- Extract to read

    The problem with the Long Tail example is that it inherently moves left to right, when, as you called it in the post, can also move right to left. This is very important point and a very big flip for PR, as much of the success in blogger, influencer, and media relations can truly take place in the magic middle and within niche and vertical communities (the long tail).

    So in a sense, what you’re saying is right, but it in my opinion, the long tail (philosophy) should be spotlighted and promoted now, while the (graphic and examples) should be evolved as a visual demonstration for PR to show, not just the tools that they can use and where they come into play, but also how PR applies to real world business and customer adoption. You can take the same approach to the traditional marketing bell curve as well.

    I think that in the process “impact” also gets redefined as we need to examine which part of the tail actually leads to users versus traditional branding. I would argue that while popularity gets the most visibility, the less is more approach might actually have more impact on the bottom line.

    Stay tuned for more…

  4. Is that wiggly line at the top of the red media bar a profile of Oprah, Jon Stewart and Rupert Murdoch waltzing to the bank?

    Nice analysis. It’s all mixed together, with TiVo, the Internets and radio/newspapers all jostling for our attention. Not quite a meatball sundae ;-). More like the news chopped up in a blender.

  5. This is one situation in which external comms can learn from their internal cousins. Leaders make repeated attempts to replace face to face comms with technology and gimmicks:
    1. Because they’re afraid of the former
    2. Few are as skilled at it as they make out
    3. They claim it’s time consuming and expensive

    I’ve never seen a single example where employees demand a third-party solution over and above a direct interaction with a key stakeholder e.g. leader/manager. As we all know the answer, like with a great cocktail, is in the mix and in having a thick recipe book to cater for many tastes.

    If this is an aspect of the debate which interests you have a look at Brand Engagement on:


  6. Ian: Great input. Fear is the great barrier, isn’t it. I’ll be sure to check out this link.

    Eric: It’s always good to get a little validation from Common Sense. Thanks for coming by.

  7. Now I know what I want to talk about on Tues. when you are in town Geoff.

    The graph is great, and there obvious value here. So what happens when the magic middle is the public relations person? It changes the dynamic, even with disclosures, which sometimes seem like it’s own advertisement.

  8. Rich: Looking forward to the chat!

    Shama: No, just spamming bloggers and journalists… Sorry for the confusion.

  9. Geoff – Best use of this graph? Convince all those looking for the silver bullet to stop, It doesn’t exist, no viral, no email blast, no single appearance, no blog, we’re as fragmented as ever and it takes much coordination.

    Lastly, do you believe it’s about the relationship? Cause if it is about relationships, they take time and that’s the rub, some companies really, truly don’t want relationships.

    I remember when a Good Morning America, CBS Evening News and USA Today trifecta would last weeks, now you’re lucky if you get 24 hours of buzz out of that combination.

    All the best and good luck with the book

  10. Geoff,

    Very well articulated. I was just discussing this with a client today. It’s hard to explain. I actually talked about long tail in terms of SEO presence (the traditional meaning), but looking at it in terms of all social media traffic (and relative value) is very interesting…


  11. Geoff,

    Excellent way to illustrate what to me is the results of a good integrated plan, launch and execution. Ian is correct. Internal Communications has been depending on the long tail for as long as I have been around–about 35 years. It is disappointing that external communications has been slow to adopt the principles behind integration planning and the impact of that planning over a substantial time period.

    Too many measure success by media hits over a few weeks. Too many depend on the press release to do all the work. In applying an integrated strategy, as you exhibit through your graph’s presentation, the press release is useful but it is not the beginning, middle and end.

- Data section
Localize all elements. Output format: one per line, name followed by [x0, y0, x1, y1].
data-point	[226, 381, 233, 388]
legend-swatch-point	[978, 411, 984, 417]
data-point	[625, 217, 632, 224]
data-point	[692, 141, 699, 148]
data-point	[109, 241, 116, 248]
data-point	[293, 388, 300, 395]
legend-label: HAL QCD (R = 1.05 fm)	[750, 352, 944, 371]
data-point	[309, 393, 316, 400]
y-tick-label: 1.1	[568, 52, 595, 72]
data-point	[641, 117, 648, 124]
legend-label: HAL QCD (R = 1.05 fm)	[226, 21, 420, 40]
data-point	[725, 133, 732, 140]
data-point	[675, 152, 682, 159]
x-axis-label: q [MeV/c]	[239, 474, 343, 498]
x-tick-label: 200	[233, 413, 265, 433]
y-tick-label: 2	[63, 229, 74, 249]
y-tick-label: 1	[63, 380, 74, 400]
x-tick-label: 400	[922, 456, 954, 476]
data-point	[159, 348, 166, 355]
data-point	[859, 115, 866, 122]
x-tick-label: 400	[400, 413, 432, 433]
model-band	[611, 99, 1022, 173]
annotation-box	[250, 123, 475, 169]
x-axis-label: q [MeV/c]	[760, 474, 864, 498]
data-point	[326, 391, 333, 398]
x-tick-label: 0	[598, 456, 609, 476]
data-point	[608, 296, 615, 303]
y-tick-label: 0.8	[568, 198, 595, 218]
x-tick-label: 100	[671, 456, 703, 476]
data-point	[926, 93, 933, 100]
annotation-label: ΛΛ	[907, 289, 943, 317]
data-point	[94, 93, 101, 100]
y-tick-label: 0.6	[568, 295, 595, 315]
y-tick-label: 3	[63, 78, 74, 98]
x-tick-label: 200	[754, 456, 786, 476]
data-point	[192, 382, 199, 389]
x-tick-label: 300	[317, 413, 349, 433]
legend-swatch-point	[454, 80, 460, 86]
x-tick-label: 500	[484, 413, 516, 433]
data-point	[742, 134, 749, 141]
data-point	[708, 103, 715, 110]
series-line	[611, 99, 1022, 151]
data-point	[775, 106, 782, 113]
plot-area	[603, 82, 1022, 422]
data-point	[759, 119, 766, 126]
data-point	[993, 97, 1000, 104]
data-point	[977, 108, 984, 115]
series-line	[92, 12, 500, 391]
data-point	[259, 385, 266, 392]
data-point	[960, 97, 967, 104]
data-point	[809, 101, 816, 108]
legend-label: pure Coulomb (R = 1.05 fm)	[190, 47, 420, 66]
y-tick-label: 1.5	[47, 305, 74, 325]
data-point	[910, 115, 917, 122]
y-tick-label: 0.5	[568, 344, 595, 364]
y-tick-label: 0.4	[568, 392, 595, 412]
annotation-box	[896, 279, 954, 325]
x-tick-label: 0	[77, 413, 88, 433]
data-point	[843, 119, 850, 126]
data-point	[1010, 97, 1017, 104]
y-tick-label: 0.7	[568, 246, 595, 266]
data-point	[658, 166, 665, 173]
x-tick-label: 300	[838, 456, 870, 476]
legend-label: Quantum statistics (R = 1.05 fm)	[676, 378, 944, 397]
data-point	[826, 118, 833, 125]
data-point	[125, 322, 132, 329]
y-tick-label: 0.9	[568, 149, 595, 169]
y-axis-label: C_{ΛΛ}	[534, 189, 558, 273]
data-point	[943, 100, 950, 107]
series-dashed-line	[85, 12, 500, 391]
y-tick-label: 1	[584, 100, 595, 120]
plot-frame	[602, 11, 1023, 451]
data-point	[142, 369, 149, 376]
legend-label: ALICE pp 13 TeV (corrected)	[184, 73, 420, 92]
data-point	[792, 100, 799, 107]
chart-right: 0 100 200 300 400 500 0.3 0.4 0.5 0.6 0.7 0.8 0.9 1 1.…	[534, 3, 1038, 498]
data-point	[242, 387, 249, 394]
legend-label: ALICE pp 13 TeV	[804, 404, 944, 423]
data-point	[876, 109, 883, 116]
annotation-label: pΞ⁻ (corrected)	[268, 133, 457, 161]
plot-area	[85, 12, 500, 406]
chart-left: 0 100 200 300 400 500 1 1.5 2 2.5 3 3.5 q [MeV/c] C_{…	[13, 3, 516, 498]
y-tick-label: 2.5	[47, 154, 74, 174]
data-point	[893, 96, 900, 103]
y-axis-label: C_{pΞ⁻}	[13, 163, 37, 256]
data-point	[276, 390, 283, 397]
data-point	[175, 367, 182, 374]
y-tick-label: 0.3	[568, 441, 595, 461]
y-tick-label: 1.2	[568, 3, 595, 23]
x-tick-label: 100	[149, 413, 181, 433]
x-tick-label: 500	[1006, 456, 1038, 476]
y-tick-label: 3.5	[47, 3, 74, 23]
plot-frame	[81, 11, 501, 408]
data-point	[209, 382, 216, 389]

- Goal of the exercise
Please reproduce the passage of the comment thread about the long tail in PR from "6. Ian: Great" up to and including "for coming by.".

- Exercise solution
6. Ian: Great input. Fear is the great barrier, isn’t it. I’ll be sure to check out this link.

    Eric: It’s always good to get a little validation from Common Sense. Thanks for coming by.